Work instructions: Your task is to print all of the data word for word.

# # # #

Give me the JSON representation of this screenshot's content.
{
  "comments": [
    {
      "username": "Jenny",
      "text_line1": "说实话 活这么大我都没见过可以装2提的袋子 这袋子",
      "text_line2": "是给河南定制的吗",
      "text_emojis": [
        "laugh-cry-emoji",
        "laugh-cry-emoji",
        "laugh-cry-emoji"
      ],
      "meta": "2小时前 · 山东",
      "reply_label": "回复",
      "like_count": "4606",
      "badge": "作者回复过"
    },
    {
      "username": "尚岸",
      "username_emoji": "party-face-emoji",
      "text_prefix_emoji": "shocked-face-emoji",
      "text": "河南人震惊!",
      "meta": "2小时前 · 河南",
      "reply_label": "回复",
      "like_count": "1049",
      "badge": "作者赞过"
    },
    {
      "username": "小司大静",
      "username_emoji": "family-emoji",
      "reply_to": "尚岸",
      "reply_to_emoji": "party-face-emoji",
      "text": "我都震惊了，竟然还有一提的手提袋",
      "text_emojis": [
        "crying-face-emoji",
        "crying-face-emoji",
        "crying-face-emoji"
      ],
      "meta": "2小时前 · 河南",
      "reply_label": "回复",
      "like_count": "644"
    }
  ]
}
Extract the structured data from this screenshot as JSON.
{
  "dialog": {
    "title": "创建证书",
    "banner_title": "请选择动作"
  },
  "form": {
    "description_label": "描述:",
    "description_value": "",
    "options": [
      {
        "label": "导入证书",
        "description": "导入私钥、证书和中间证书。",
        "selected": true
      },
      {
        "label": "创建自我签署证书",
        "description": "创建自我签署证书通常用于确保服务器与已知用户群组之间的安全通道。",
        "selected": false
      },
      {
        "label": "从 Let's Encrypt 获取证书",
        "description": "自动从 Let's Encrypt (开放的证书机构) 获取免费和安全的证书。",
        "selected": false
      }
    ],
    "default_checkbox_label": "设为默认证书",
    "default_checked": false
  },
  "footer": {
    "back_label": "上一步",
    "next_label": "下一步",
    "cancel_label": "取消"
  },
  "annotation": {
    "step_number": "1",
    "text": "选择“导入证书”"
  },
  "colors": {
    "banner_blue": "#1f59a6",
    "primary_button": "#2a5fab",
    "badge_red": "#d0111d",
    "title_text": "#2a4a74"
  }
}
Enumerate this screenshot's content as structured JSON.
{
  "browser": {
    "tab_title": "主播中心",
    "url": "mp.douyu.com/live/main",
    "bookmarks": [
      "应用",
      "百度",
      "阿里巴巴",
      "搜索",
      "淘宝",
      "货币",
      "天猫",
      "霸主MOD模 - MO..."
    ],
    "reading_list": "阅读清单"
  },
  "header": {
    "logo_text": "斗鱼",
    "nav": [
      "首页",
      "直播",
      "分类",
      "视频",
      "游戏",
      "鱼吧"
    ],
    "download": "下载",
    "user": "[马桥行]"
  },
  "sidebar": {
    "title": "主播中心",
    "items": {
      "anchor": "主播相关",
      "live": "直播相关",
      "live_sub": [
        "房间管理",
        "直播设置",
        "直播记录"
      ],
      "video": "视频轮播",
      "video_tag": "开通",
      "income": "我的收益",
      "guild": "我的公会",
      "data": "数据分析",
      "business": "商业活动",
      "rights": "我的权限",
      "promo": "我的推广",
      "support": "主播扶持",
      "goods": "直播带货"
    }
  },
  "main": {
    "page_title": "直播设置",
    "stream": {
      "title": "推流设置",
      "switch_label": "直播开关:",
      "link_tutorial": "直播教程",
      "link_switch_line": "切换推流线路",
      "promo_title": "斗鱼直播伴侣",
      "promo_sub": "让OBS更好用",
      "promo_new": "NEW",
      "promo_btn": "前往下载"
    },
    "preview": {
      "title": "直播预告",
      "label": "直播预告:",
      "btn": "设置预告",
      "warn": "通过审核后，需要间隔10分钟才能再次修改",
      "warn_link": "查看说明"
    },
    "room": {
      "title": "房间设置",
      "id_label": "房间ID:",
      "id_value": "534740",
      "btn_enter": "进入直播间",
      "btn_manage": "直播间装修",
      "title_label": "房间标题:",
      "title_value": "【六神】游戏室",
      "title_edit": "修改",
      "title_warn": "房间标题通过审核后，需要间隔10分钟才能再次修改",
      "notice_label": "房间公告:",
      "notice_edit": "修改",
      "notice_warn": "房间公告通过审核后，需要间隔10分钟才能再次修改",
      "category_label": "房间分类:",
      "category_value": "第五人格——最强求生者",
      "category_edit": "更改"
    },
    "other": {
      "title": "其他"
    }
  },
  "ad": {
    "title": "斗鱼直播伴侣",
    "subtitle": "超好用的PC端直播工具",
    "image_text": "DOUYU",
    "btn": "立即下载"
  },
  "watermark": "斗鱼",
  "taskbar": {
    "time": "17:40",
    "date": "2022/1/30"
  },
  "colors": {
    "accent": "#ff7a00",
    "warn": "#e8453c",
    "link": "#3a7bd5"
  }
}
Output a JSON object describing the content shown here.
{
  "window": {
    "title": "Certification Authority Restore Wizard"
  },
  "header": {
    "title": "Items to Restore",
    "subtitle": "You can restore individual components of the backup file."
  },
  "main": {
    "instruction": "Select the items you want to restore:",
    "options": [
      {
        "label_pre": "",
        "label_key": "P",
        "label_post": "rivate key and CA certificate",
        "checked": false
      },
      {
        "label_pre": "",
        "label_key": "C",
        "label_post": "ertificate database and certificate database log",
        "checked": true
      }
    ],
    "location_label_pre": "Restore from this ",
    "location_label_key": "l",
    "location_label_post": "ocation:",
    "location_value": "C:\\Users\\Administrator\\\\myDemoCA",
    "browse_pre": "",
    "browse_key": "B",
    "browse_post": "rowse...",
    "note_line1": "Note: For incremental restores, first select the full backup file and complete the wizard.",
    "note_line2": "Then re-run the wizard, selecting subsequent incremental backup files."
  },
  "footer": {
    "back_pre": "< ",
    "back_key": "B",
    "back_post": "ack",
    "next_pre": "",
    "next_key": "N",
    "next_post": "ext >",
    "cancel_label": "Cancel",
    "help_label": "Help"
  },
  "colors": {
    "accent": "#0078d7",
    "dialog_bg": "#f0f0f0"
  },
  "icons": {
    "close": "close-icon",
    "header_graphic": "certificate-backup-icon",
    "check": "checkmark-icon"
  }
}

# # # #

Reply to the task:
Give me the JSON representation of this screenshot's content.
{
  "comments": [
    {
      "username": "Jenny",
      "text_line1": "说实话 活这么大我都没见过可以装2提的袋子 这袋子",
      "text_line2": "是给河南定制的吗",
      "text_emojis": [
        "laugh-cry-emoji",
        "laugh-cry-emoji",
        "laugh-cry-emoji"
      ],
      "meta": "2小时前 · 山东",
      "reply_label": "回复",
      "like_count": "4606",
      "badge": "作者回复过"
    },
    {
      "username": "尚岸",
      "username_emoji": "party-face-emoji",
      "text_prefix_emoji": "shocked-face-emoji",
      "text": "河南人震惊!",
      "meta": "2小时前 · 河南",
      "reply_label": "回复",
      "like_count": "1049",
      "badge": "作者赞过"
    },
    {
      "username": "小司大静",
      "username_emoji": "family-emoji",
      "reply_to": "尚岸",
      "reply_to_emoji": "party-face-emoji",
      "text": "我都震惊了，竟然还有一提的手提袋",
      "text_emojis": [
        "crying-face-emoji",
        "crying-face-emoji",
        "crying-face-emoji"
      ],
      "meta": "2小时前 · 河南",
      "reply_label": "回复",
      "like_count": "644"
    }
  ]
}
Extract the structured data from this screenshot as JSON.
{
  "dialog": {
    "title": "创建证书",
    "banner_title": "请选择动作"
  },
  "form": {
    "description_label": "描述:",
    "description_value": "",
    "options": [
      {
        "label": "导入证书",
        "description": "导入私钥、证书和中间证书。",
        "selected": true
      },
      {
        "label": "创建自我签署证书",
        "description": "创建自我签署证书通常用于确保服务器与已知用户群组之间的安全通道。",
        "selected": false
      },
      {
        "label": "从 Let's Encrypt 获取证书",
        "description": "自动从 Let's Encrypt (开放的证书机构) 获取免费和安全的证书。",
        "selected": false
      }
    ],
    "default_checkbox_label": "设为默认证书",
    "default_checked": false
  },
  "footer": {
    "back_label": "上一步",
    "next_label": "下一步",
    "cancel_label": "取消"
  },
  "annotation": {
    "step_number": "1",
    "text": "选择“导入证书”"
  },
  "colors": {
    "banner_blue": "#1f59a6",
    "primary_button": "#2a5fab",
    "badge_red": "#d0111d",
    "title_text": "#2a4a74"
  }
}
Enumerate this screenshot's content as structured JSON.
{
  "browser": {
    "tab_title": "主播中心",
    "url": "mp.douyu.com/live/main",
    "bookmarks": [
      "应用",
      "百度",
      "阿里巴巴",
      "搜索",
      "淘宝",
      "货币",
      "天猫",
      "霸主MOD模 - MO..."
    ],
    "reading_list": "阅读清单"
  },
  "header": {
    "logo_text": "斗鱼",
    "nav": [
      "首页",
      "直播",
      "分类",
      "视频",
      "游戏",
      "鱼吧"
    ],
    "download": "下载",
    "user": "[马桥行]"
  },
  "sidebar": {
    "title": "主播中心",
    "items": {
      "anchor": "主播相关",
      "live": "直播相关",
      "live_sub": [
        "房间管理",
        "直播设置",
        "直播记录"
      ],
      "video": "视频轮播",
      "video_tag": "开通",
      "income": "我的收益",
      "guild": "我的公会",
      "data": "数据分析",
      "business": "商业活动",
      "rights": "我的权限",
      "promo": "我的推广",
      "support": "主播扶持",
      "goods": "直播带货"
    }
  },
  "main": {
    "page_title": "直播设置",
    "stream": {
      "title": "推流设置",
      "switch_label": "直播开关:",
      "link_tutorial": "直播教程",
      "link_switch_line": "切换推流线路",
      "promo_title": "斗鱼直播伴侣",
      "promo_sub": "让OBS更好用",
      "promo_new": "NEW",
      "promo_btn": "前往下载"
    },
    "preview": {
      "title": "直播预告",
      "label": "直播预告:",
      "btn": "设置预告",
      "warn": "通过审核后，需要间隔10分钟才能再次修改",
      "warn_link": "查看说明"
    },
    "room": {
      "title": "房间设置",
      "id_label": "房间ID:",
      "id_value": "534740",
      "btn_enter": "进入直播间",
      "btn_manage": "直播间装修",
      "title_label": "房间标题:",
      "title_value": "【六神】游戏室",
      "title_edit": "修改",
      "title_warn": "房间标题通过审核后，需要间隔10分钟才能再次修改",
      "notice_label": "房间公告:",
      "notice_edit": "修改",
      "notice_warn": "房间公告通过审核后，需要间隔10分钟才能再次修改",
      "category_label": "房间分类:",
      "category_value": "第五人格——最强求生者",
      "category_edit": "更改"
    },
    "other": {
      "title": "其他"
    }
  },
  "ad": {
    "title": "斗鱼直播伴侣",
    "subtitle": "超好用的PC端直播工具",
    "image_text": "DOUYU",
    "btn": "立即下载"
  },
  "watermark": "斗鱼",
  "taskbar": {
    "time": "17:40",
    "date": "2022/1/30"
  },
  "colors": {
    "accent": "#ff7a00",
    "warn": "#e8453c",
    "link": "#3a7bd5"
  }
}
Output a JSON object describing the content shown here.
{
  "window": {
    "title": "Certification Authority Restore Wizard"
  },
  "header": {
    "title": "Items to Restore",
    "subtitle": "You can restore individual components of the backup file."
  },
  "main": {
    "instruction": "Select the items you want to restore:",
    "options": [
      {
        "label_pre": "",
        "label_key": "P",
        "label_post": "rivate key and CA certificate",
        "checked": false
      },
      {
        "label_pre": "",
        "label_key": "C",
        "label_post": "ertificate database and certificate database log",
        "checked": true
      }
    ],
    "location_label_pre": "Restore from this ",
    "location_label_key": "l",
    "location_label_post": "ocation:",
    "location_value": "C:\\Users\\Administrator\\\\myDemoCA",
    "browse_pre": "",
    "browse_key": "B",
    "browse_post": "rowse...",
    "note_line1": "Note: For incremental restores, first select the full backup file and complete the wizard.",
    "note_line2": "Then re-run the wizard, selecting subsequent incremental backup files."
  },
  "footer": {
    "back_pre": "< ",
    "back_key": "B",
    "back_post": "ack",
    "next_pre": "",
    "next_key": "N",
    "next_post": "ext >",
    "cancel_label": "Cancel",
    "help_label": "Help"
  },
  "colors": {
    "accent": "#0078d7",
    "dialog_bg": "#f0f0f0"
  },
  "icons": {
    "close": "close-icon",
    "header_graphic": "certificate-backup-icon",
    "check": "checkmark-icon"
  }
}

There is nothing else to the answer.